* [Extracted data entries]:
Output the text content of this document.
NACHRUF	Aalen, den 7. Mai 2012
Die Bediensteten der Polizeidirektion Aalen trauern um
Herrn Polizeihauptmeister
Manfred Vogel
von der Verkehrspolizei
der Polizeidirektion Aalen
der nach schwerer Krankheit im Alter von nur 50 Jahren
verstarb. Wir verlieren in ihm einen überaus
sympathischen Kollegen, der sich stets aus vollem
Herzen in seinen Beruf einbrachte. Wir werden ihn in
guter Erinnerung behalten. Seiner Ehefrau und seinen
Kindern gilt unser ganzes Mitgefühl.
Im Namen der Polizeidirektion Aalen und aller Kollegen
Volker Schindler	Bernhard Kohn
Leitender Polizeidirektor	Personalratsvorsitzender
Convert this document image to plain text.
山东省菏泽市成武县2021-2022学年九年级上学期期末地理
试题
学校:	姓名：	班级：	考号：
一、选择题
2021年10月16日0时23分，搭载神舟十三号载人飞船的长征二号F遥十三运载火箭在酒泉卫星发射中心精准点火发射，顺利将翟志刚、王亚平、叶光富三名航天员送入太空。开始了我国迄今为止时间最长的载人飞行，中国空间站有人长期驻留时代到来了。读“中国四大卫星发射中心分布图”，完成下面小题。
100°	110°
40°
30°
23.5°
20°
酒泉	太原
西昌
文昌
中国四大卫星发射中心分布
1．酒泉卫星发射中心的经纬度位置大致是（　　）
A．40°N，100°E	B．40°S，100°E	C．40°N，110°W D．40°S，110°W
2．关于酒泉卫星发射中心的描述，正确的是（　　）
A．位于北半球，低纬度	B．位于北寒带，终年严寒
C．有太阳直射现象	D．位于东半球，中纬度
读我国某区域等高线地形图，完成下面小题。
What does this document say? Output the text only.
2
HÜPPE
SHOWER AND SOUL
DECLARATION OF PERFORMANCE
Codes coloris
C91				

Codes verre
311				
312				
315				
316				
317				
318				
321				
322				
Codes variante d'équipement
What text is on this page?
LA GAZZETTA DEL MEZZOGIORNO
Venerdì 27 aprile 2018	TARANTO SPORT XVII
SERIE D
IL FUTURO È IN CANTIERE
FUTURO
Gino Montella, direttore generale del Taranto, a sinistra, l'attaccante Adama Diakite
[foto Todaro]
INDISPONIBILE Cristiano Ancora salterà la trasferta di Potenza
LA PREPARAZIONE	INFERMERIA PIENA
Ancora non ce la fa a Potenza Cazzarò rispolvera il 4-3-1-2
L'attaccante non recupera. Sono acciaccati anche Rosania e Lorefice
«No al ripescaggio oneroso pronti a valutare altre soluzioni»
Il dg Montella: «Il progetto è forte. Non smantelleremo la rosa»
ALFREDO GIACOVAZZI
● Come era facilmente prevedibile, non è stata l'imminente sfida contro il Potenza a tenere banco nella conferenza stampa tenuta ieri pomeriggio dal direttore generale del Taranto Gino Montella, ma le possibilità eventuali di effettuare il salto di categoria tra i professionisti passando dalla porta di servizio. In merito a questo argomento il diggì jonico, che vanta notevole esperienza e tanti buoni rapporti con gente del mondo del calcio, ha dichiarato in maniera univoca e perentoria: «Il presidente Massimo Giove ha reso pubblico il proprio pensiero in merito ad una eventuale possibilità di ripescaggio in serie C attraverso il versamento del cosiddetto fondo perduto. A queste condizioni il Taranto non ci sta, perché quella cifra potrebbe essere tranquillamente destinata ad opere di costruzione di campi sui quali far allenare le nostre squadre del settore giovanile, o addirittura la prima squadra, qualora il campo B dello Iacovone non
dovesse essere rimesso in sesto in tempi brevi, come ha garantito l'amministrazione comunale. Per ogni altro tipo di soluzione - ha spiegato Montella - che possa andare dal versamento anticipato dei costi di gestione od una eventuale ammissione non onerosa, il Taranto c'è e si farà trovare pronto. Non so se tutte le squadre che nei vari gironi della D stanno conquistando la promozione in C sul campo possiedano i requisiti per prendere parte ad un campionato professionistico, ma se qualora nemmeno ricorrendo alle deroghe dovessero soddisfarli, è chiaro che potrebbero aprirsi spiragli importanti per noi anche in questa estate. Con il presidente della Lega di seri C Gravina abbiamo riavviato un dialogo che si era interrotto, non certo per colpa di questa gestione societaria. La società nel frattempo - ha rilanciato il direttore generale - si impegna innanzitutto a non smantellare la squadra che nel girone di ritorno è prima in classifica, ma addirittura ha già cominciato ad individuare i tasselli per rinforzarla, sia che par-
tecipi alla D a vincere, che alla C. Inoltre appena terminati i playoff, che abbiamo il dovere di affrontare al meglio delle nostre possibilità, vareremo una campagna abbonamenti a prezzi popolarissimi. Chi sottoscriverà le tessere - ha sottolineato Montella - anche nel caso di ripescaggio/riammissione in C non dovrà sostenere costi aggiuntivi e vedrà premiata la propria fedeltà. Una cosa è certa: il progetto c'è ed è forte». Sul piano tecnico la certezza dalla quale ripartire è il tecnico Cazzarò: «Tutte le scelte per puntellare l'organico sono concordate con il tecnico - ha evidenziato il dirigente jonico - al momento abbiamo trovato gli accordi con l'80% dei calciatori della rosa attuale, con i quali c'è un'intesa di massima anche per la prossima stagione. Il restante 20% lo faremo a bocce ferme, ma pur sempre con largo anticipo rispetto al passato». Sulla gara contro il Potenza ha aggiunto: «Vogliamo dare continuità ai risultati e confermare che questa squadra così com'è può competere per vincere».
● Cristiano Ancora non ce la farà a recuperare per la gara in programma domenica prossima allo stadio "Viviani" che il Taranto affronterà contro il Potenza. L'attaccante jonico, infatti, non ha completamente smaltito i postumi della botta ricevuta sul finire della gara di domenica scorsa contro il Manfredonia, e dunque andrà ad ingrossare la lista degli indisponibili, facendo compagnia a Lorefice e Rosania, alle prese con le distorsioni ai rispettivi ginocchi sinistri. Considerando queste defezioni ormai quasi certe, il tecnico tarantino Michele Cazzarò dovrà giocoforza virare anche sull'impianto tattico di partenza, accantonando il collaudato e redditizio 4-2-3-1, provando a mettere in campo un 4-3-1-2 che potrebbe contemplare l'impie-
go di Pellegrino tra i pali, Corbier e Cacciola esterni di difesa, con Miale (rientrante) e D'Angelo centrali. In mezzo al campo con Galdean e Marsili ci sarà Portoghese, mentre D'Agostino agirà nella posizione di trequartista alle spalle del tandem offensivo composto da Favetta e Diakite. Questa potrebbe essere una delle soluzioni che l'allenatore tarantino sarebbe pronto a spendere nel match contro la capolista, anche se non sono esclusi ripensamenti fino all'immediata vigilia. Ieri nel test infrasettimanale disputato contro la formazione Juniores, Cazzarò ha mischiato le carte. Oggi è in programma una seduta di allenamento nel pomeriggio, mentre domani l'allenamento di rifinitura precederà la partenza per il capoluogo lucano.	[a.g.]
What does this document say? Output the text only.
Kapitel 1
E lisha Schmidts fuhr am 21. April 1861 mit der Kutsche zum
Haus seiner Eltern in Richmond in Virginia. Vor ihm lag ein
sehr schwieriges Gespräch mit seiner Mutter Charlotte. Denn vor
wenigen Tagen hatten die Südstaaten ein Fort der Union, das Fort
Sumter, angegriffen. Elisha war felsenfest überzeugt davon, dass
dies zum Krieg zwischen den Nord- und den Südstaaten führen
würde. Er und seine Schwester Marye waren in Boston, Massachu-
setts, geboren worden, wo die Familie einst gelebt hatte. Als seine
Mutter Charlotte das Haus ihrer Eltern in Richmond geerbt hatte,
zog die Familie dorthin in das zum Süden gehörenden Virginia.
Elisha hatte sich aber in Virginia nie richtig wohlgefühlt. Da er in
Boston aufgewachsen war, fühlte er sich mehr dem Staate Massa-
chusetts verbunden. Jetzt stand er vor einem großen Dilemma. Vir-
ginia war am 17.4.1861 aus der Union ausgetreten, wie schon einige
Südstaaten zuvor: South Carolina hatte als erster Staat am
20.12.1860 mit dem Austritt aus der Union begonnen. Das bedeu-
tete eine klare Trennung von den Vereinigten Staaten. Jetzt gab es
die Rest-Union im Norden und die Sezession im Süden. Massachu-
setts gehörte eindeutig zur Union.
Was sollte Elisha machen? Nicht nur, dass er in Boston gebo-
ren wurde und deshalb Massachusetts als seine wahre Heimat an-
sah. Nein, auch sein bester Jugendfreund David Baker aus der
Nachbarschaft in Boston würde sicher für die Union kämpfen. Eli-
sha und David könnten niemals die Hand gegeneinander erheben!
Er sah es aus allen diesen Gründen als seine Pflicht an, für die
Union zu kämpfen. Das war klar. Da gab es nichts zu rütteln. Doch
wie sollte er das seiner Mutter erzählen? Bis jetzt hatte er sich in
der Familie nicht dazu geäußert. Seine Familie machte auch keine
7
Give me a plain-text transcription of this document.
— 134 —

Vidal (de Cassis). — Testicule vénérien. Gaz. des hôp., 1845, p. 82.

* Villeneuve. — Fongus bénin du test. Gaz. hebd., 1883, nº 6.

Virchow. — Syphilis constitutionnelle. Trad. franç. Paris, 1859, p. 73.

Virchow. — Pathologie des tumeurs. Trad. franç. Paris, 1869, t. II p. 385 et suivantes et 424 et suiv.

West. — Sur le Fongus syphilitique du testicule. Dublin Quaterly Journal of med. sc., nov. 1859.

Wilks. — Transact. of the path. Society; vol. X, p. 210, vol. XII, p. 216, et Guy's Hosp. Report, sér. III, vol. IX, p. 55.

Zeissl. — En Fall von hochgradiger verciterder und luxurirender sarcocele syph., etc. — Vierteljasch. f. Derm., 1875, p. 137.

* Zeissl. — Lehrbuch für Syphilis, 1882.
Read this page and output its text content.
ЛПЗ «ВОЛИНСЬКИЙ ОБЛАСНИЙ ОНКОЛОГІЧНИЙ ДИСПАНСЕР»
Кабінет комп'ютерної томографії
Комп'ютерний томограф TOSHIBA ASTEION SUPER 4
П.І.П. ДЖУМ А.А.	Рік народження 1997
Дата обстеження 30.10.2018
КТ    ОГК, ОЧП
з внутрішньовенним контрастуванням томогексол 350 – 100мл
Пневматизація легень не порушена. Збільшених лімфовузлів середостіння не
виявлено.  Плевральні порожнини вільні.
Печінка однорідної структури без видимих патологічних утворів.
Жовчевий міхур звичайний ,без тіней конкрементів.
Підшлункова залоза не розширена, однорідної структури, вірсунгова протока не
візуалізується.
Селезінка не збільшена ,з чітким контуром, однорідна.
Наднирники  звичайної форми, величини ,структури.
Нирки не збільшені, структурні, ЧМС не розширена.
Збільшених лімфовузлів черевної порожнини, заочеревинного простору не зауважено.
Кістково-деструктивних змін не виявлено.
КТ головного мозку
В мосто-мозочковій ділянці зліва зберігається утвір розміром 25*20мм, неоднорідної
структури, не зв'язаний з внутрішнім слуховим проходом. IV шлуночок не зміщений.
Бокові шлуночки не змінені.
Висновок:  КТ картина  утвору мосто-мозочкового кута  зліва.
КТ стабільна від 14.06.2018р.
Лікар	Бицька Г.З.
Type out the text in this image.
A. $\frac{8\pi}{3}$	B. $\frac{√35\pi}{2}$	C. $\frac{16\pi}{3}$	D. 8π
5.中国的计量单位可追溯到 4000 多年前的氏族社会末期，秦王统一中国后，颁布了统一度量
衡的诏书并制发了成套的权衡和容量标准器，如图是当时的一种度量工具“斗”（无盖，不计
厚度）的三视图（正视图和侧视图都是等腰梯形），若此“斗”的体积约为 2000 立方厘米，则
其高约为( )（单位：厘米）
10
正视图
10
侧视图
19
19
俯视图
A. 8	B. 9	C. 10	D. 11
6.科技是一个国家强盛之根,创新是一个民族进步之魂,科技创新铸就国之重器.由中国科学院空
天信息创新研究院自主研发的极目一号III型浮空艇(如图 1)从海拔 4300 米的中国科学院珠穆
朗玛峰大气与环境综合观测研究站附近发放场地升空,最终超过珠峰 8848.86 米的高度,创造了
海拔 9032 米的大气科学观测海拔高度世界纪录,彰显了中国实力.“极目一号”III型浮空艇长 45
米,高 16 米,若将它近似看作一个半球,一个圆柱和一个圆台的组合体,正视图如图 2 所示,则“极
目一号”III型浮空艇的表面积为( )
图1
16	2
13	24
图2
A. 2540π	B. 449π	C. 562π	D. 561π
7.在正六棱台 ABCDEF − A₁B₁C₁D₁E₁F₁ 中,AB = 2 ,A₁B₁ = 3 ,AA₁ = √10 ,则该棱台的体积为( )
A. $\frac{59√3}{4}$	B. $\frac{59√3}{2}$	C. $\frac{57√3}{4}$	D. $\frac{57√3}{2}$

* [INSTRUCTIONS TO FOLLOW]:
Within the listing above, copy each line that has the string "Codes".

* [ANSWER]:
Codes coloris
Codes verre
Codes variante d'équipement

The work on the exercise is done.